**THE PROBLEM**
Copy every line of the data that contains the string "game".

**ITEMS**
*-*-*

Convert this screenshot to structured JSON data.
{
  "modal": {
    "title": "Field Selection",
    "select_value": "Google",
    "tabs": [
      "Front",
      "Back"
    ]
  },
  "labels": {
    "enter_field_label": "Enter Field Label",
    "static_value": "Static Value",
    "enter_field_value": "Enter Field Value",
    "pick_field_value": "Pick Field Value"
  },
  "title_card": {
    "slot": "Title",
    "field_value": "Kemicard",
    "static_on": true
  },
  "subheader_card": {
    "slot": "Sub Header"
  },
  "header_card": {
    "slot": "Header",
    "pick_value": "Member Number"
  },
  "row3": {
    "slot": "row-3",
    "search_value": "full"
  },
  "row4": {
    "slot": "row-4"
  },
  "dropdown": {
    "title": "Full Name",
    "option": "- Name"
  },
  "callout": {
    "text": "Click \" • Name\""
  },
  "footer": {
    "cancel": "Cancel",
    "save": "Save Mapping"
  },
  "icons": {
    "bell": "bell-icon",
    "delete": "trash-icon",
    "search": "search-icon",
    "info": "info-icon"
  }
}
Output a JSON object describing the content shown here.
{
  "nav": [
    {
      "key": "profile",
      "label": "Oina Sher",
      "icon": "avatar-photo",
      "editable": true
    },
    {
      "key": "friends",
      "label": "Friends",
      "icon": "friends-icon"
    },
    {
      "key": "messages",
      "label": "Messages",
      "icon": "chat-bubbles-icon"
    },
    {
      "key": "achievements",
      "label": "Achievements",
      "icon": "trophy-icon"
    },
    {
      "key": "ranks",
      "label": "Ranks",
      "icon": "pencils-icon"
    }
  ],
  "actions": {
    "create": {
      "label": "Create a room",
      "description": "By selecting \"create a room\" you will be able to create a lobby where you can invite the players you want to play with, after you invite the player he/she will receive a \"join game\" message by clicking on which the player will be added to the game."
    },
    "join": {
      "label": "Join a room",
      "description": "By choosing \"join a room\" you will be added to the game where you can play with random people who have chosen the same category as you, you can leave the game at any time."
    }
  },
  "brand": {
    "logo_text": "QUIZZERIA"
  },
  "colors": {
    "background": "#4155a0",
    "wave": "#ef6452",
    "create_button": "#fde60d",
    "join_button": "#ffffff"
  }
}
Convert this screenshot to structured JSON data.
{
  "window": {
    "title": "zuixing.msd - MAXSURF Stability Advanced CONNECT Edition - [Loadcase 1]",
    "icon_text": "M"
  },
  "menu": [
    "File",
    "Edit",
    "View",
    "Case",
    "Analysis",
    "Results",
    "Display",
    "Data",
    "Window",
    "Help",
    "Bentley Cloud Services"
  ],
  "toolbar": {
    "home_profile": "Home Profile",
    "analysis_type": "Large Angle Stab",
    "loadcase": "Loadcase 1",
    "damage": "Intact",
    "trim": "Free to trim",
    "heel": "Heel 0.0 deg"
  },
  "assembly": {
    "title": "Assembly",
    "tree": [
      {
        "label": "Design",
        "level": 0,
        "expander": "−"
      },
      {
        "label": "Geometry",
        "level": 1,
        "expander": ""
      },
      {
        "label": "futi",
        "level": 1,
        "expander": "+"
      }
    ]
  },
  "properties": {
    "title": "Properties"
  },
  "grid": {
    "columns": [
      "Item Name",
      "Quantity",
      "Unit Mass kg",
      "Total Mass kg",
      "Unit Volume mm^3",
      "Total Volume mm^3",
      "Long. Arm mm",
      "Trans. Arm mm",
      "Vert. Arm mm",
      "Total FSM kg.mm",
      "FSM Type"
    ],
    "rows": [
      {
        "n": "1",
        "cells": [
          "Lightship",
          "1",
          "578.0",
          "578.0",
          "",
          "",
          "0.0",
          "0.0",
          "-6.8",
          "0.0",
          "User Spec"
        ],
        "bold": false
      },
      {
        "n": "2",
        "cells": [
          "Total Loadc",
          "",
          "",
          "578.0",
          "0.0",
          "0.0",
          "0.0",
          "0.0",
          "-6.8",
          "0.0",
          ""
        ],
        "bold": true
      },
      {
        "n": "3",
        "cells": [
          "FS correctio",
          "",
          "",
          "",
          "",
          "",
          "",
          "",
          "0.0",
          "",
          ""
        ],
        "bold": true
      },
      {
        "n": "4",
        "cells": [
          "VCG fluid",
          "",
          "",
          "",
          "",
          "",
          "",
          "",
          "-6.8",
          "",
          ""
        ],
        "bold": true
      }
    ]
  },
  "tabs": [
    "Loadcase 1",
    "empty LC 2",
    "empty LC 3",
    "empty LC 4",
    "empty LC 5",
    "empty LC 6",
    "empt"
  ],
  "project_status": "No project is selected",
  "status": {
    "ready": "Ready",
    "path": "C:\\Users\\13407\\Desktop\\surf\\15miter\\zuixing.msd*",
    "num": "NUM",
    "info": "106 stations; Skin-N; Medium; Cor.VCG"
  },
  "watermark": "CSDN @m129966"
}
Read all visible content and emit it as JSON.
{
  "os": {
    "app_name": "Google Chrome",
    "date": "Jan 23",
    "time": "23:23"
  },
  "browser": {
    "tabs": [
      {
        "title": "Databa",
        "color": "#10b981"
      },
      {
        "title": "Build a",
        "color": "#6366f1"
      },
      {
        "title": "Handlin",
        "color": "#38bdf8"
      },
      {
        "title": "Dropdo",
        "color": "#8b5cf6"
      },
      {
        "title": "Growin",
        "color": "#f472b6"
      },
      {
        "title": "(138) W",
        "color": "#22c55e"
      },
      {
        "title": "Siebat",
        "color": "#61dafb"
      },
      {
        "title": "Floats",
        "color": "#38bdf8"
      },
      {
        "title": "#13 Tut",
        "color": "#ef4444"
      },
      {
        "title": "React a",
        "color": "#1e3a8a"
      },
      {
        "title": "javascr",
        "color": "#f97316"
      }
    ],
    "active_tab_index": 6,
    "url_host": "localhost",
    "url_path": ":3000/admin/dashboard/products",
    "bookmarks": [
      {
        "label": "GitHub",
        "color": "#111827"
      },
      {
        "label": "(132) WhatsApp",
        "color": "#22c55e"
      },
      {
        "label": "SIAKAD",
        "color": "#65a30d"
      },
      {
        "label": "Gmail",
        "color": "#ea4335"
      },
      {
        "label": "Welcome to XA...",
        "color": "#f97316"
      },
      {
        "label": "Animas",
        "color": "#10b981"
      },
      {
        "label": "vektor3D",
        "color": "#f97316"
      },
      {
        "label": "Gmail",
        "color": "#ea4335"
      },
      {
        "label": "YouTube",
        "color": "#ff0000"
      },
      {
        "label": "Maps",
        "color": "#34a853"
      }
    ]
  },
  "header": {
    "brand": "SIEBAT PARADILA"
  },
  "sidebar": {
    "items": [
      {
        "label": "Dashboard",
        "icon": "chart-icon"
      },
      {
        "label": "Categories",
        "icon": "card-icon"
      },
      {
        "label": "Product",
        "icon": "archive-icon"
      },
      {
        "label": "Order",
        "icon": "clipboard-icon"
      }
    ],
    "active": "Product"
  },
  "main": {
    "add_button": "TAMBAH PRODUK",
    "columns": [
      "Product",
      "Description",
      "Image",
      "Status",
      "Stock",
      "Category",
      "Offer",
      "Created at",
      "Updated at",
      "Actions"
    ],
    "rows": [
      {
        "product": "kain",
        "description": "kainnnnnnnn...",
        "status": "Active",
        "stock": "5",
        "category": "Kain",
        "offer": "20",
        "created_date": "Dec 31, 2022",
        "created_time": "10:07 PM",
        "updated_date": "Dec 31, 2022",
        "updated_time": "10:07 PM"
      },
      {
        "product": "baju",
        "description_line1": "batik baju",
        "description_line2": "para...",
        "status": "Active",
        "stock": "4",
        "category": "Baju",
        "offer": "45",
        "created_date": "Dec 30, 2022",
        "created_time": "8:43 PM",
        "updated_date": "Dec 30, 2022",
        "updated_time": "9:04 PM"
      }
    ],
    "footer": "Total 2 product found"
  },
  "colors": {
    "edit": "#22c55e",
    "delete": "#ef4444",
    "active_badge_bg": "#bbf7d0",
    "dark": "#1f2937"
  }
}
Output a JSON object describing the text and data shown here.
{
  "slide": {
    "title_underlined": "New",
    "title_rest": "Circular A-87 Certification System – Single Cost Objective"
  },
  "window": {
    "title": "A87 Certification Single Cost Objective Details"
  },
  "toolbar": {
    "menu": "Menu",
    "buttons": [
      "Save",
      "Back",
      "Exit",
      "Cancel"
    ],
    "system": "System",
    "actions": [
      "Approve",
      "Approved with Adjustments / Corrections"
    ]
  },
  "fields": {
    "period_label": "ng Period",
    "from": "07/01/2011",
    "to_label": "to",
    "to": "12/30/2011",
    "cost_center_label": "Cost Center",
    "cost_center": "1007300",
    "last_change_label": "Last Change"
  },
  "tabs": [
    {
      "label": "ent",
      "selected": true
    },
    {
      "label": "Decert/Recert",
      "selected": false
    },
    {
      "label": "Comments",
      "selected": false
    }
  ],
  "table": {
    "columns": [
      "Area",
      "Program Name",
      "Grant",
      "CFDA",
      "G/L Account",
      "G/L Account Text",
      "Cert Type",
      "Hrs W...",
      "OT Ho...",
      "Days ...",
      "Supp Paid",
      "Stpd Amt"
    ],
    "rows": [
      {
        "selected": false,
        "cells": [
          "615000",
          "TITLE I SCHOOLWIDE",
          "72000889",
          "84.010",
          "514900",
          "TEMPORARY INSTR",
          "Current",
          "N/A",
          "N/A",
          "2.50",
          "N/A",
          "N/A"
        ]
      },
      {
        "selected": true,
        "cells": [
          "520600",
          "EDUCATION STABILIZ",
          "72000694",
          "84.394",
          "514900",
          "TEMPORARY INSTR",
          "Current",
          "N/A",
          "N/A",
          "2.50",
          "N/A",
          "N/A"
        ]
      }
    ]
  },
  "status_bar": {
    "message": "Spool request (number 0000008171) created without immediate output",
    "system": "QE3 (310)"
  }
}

*-*-*

**EXPECTED ANSWER**
      "description": "By selecting \"create a room\" you will be able to create a lobby where you can invite the players you want to play with, after you invite the player he/she will receive a \"join game\" message by clicking on which the player will be added to the game."
      "description": "By choosing \"join a room\" you will be added to the game where you can play with random people who have chosen the same category as you, you can leave the game at any time."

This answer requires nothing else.